*Records supplied*
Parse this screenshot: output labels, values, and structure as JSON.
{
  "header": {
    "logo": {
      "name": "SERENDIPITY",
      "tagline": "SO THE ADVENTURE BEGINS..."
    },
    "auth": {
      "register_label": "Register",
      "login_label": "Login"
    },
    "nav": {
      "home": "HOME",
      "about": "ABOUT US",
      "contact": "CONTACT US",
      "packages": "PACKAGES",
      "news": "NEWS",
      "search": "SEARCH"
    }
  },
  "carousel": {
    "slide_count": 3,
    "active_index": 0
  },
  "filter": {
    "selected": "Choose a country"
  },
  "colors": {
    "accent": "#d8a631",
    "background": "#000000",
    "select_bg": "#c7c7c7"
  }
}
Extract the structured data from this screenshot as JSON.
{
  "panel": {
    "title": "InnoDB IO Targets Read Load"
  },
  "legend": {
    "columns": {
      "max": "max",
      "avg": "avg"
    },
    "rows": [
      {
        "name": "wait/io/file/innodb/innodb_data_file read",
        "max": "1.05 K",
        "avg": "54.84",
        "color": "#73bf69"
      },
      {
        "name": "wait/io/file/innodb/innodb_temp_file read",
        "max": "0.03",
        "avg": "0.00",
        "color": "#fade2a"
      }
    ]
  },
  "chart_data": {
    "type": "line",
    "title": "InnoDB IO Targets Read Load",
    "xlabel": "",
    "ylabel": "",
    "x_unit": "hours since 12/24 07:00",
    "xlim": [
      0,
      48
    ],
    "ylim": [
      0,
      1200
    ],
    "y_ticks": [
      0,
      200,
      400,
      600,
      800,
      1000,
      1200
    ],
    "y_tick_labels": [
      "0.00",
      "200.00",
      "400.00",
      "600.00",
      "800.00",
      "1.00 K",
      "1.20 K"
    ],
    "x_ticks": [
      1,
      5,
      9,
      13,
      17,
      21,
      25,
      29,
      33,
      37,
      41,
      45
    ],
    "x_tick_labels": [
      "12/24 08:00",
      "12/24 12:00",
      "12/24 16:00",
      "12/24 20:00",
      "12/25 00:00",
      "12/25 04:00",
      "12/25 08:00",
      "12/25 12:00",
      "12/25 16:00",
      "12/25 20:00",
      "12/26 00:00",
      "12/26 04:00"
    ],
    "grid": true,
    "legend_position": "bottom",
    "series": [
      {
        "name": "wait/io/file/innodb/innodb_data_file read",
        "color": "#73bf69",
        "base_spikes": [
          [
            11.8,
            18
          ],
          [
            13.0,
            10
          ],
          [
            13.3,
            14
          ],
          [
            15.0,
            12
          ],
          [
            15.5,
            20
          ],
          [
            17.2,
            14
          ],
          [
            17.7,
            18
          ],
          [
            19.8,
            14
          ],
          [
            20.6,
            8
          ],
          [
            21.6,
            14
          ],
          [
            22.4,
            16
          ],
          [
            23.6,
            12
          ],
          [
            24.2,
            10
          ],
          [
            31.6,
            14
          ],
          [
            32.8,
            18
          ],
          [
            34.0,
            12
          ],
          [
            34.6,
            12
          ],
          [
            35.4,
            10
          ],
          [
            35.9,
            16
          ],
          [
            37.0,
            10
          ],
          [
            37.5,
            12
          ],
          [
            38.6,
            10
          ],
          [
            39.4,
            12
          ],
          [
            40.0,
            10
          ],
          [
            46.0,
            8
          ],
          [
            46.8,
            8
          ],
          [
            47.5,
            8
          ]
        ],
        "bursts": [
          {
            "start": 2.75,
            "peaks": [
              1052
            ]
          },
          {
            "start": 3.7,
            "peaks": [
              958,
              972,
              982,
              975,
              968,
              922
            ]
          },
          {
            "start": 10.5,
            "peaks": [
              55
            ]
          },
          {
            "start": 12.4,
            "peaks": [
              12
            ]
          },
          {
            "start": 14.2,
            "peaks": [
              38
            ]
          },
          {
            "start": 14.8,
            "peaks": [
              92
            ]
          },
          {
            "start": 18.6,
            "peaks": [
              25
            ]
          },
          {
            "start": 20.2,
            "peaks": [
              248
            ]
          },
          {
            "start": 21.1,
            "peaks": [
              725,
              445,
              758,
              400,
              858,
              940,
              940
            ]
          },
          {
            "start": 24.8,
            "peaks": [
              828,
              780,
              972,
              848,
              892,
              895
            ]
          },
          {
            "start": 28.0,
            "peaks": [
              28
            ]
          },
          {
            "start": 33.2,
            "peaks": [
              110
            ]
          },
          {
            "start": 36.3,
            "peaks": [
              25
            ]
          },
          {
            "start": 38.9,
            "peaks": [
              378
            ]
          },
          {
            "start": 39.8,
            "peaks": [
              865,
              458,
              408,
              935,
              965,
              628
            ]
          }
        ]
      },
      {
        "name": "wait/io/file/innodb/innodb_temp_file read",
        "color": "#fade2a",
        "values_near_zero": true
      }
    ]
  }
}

*Exercise*
Transcribe every entry verbatim.

*Solution for this exercise*
Parse this screenshot: output labels, values, and structure as JSON.
{
  "header": {
    "logo": {
      "name": "SERENDIPITY",
      "tagline": "SO THE ADVENTURE BEGINS..."
    },
    "auth": {
      "register_label": "Register",
      "login_label": "Login"
    },
    "nav": {
      "home": "HOME",
      "about": "ABOUT US",
      "contact": "CONTACT US",
      "packages": "PACKAGES",
      "news": "NEWS",
      "search": "SEARCH"
    }
  },
  "carousel": {
    "slide_count": 3,
    "active_index": 0
  },
  "filter": {
    "selected": "Choose a country"
  },
  "colors": {
    "accent": "#d8a631",
    "background": "#000000",
    "select_bg": "#c7c7c7"
  }
}
Extract the structured data from this screenshot as JSON.
{
  "panel": {
    "title": "InnoDB IO Targets Read Load"
  },
  "legend": {
    "columns": {
      "max": "max",
      "avg": "avg"
    },
    "rows": [
      {
        "name": "wait/io/file/innodb/innodb_data_file read",
        "max": "1.05 K",
        "avg": "54.84",
        "color": "#73bf69"
      },
      {
        "name": "wait/io/file/innodb/innodb_temp_file read",
        "max": "0.03",
        "avg": "0.00",
        "color": "#fade2a"
      }
    ]
  },
  "chart_data": {
    "type": "line",
    "title": "InnoDB IO Targets Read Load",
    "xlabel": "",
    "ylabel": "",
    "x_unit": "hours since 12/24 07:00",
    "xlim": [
      0,
      48
    ],
    "ylim": [
      0,
      1200
    ],
    "y_ticks": [
      0,
      200,
      400,
      600,
      800,
      1000,
      1200
    ],
    "y_tick_labels": [
      "0.00",
      "200.00",
      "400.00",
      "600.00",
      "800.00",
      "1.00 K",
      "1.20 K"
    ],
    "x_ticks": [
      1,
      5,
      9,
      13,
      17,
      21,
      25,
      29,
      33,
      37,
      41,
      45
    ],
    "x_tick_labels": [
      "12/24 08:00",
      "12/24 12:00",
      "12/24 16:00",
      "12/24 20:00",
      "12/25 00:00",
      "12/25 04:00",
      "12/25 08:00",
      "12/25 12:00",
      "12/25 16:00",
      "12/25 20:00",
      "12/26 00:00",
      "12/26 04:00"
    ],
    "grid": true,
    "legend_position": "bottom",
    "series": [
      {
        "name": "wait/io/file/innodb/innodb_data_file read",
        "color": "#73bf69",
        "base_spikes": [
          [
            11.8,
            18
          ],
          [
            13.0,
            10
          ],
          [
            13.3,
            14
          ],
          [
            15.0,
            12
          ],
          [
            15.5,
            20
          ],
          [
            17.2,
            14
          ],
          [
            17.7,
            18
          ],
          [
            19.8,
            14
          ],
          [
            20.6,
            8
          ],
          [
            21.6,
            14
          ],
          [
            22.4,
            16
          ],
          [
            23.6,
            12
          ],
          [
            24.2,
            10
          ],
          [
            31.6,
            14
          ],
          [
            32.8,
            18
          ],
          [
            34.0,
            12
          ],
          [
            34.6,
            12
          ],
          [
            35.4,
            10
          ],
          [
            35.9,
            16
          ],
          [
            37.0,
            10
          ],
          [
            37.5,
            12
          ],
          [
            38.6,
            10
          ],
          [
            39.4,
            12
          ],
          [
            40.0,
            10
          ],
          [
            46.0,
            8
          ],
          [
            46.8,
            8
          ],
          [
            47.5,
            8
          ]
        ],
        "bursts": [
          {
            "start": 2.75,
            "peaks": [
              1052
            ]
          },
          {
            "start": 3.7,
            "peaks": [
              958,
              972,
              982,
              975,
              968,
              922
            ]
          },
          {
            "start": 10.5,
            "peaks": [
              55
            ]
          },
          {
            "start": 12.4,
            "peaks": [
              12
            ]
          },
          {
            "start": 14.2,
            "peaks": [
              38
            ]
          },
          {
            "start": 14.8,
            "peaks": [
              92
            ]
          },
          {
            "start": 18.6,
            "peaks": [
              25
            ]
          },
          {
            "start": 20.2,
            "peaks": [
              248
            ]
          },
          {
            "start": 21.1,
            "peaks": [
              725,
              445,
              758,
              400,
              858,
              940,
              940
            ]
          },
          {
            "start": 24.8,
            "peaks": [
              828,
              780,
              972,
              848,
              892,
              895
            ]
          },
          {
            "start": 28.0,
            "peaks": [
              28
            ]
          },
          {
            "start": 33.2,
            "peaks": [
              110
            ]
          },
          {
            "start": 36.3,
            "peaks": [
              25
            ]
          },
          {
            "start": 38.9,
            "peaks": [
              378
            ]
          },
          {
            "start": 39.8,
            "peaks": [
              865,
              458,
              408,
              935,
              965,
              628
            ]
          }
        ]
      },
      {
        "name": "wait/io/file/innodb/innodb_temp_file read",
        "color": "#fade2a",
        "values_near_zero": true
      }
    ]
  }
}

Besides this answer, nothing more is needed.